* start Information supplied *
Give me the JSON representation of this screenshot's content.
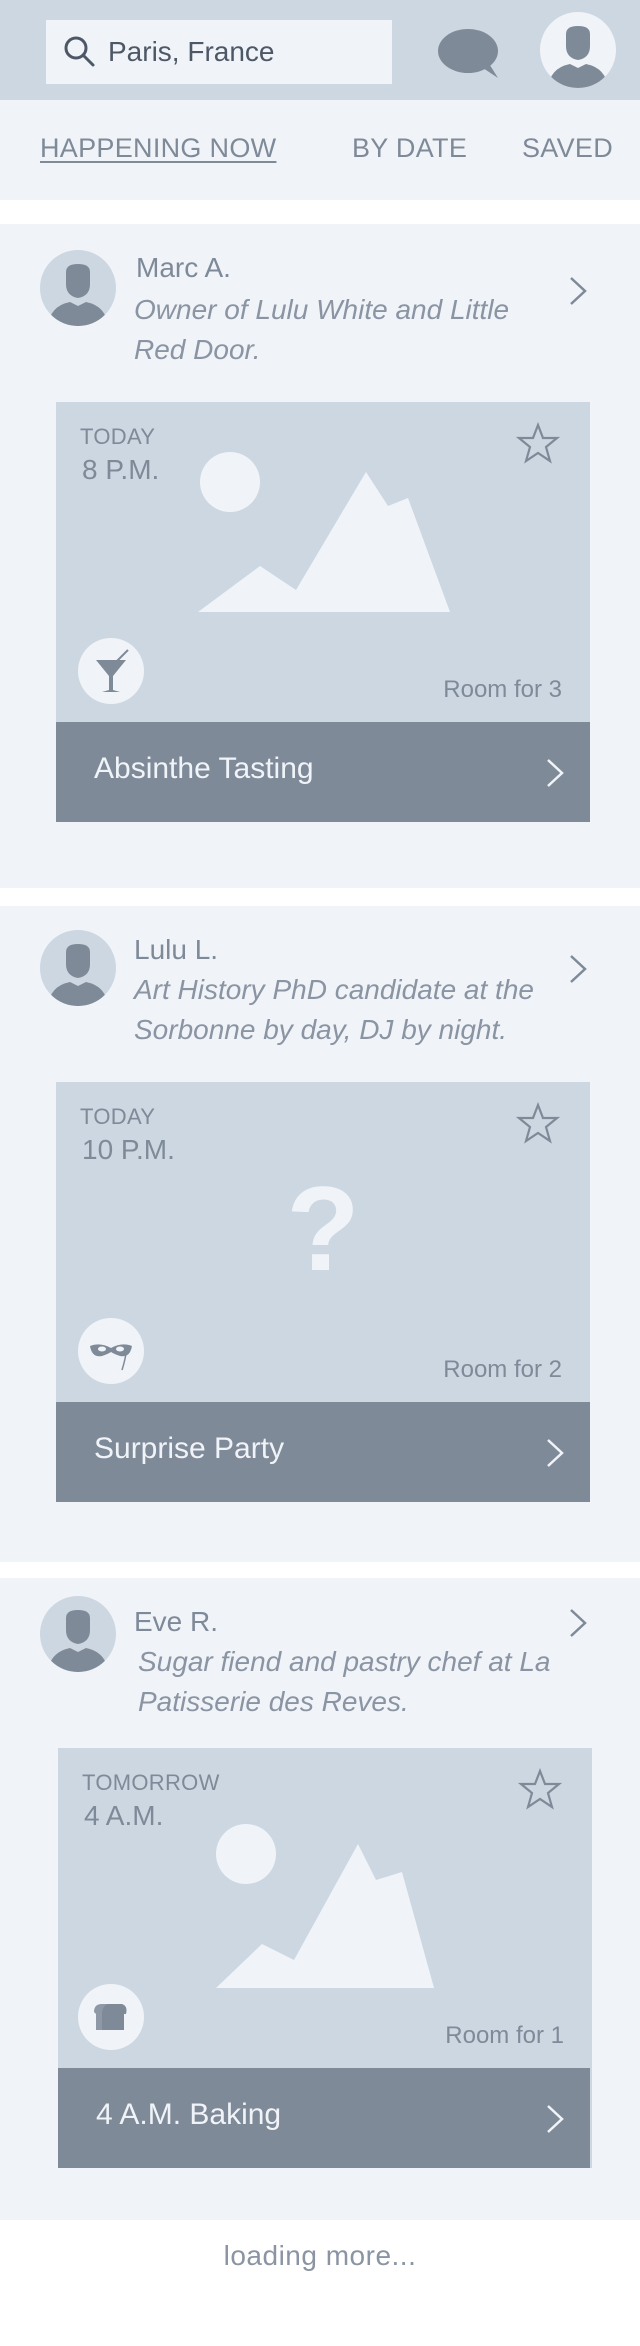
{
  "colors": {
    "header_bg": "#cdd7e2",
    "panel_bg": "#f0f4f8",
    "text": "#7f8a99",
    "bar_bg": "#7f8a99"
  },
  "search": {
    "value": "Paris, France",
    "icon": "search-icon"
  },
  "header": {
    "chat_icon": "chat-bubble-icon",
    "profile_icon": "user-avatar-icon"
  },
  "tabs": [
    {
      "label": "HAPPENING NOW",
      "active": true
    },
    {
      "label": "BY DATE",
      "active": false
    },
    {
      "label": "SAVED",
      "active": false
    }
  ],
  "events": [
    {
      "host": {
        "name": "Marc A.",
        "bio": "Owner of Lulu White and Little Red Door."
      },
      "when": "TODAY",
      "time": "8 P.M.",
      "room": "Room for 3",
      "title": "Absinthe Tasting",
      "category_icon": "cocktail-icon",
      "image": "landscape-placeholder"
    },
    {
      "host": {
        "name": "Lulu L.",
        "bio": "Art History PhD candidate at the Sorbonne by day, DJ by night."
      },
      "when": "TODAY",
      "time": "10 P.M.",
      "room": "Room for 2",
      "title": "Surprise Party",
      "category_icon": "mask-icon",
      "image": "question-mark",
      "image_text": "?"
    },
    {
      "host": {
        "name": "Eve R.",
        "bio": "Sugar fiend and pastry chef at La Patisserie des Reves."
      },
      "when": "TOMORROW",
      "time": "4 A.M.",
      "room": "Room for 1",
      "title": "4 A.M. Baking",
      "category_icon": "bread-icon",
      "image": "landscape-placeholder"
    }
  ],
  "footer": {
    "loading": "loading more..."
  }
}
* end Information supplied *
• _What to do_: Exclude the pictures and transcribe all of the entries exactly.

• _Output for this exercise_:
Give me the JSON representation of this screenshot's content.
{
  "colors": {
    "header_bg": "#cdd7e2",
    "panel_bg": "#f0f4f8",
    "text": "#7f8a99",
    "bar_bg": "#7f8a99"
  },
  "search": {
    "value": "Paris, France",
    "icon": "search-icon"
  },
  "header": {
    "chat_icon": "chat-bubble-icon",
    "profile_icon": "user-avatar-icon"
  },
  "tabs": [
    {
      "label": "HAPPENING NOW",
      "active": true
    },
    {
      "label": "BY DATE",
      "active": false
    },
    {
      "label": "SAVED",
      "active": false
    }
  ],
  "events": [
    {
      "host": {
        "name": "Marc A.",
        "bio": "Owner of Lulu White and Little Red Door."
      },
      "when": "TODAY",
      "time": "8 P.M.",
      "room": "Room for 3",
      "title": "Absinthe Tasting",
      "category_icon": "cocktail-icon",
      "image": "landscape-placeholder"
    },
    {
      "host": {
        "name": "Lulu L.",
        "bio": "Art History PhD candidate at the Sorbonne by day, DJ by night."
      },
      "when": "TODAY",
      "time": "10 P.M.",
      "room": "Room for 2",
      "title": "Surprise Party",
      "category_icon": "mask-icon",
      "image": "question-mark",
      "image_text": "?"
    },
    {
      "host": {
        "name": "Eve R.",
        "bio": "Sugar fiend and pastry chef at La Patisserie des Reves."
      },
      "when": "TOMORROW",
      "time": "4 A.M.",
      "room": "Room for 1",
      "title": "4 A.M. Baking",
      "category_icon": "bread-icon",
      "image": "landscape-placeholder"
    }
  ],
  "footer": {
    "loading": "loading more..."
  }
}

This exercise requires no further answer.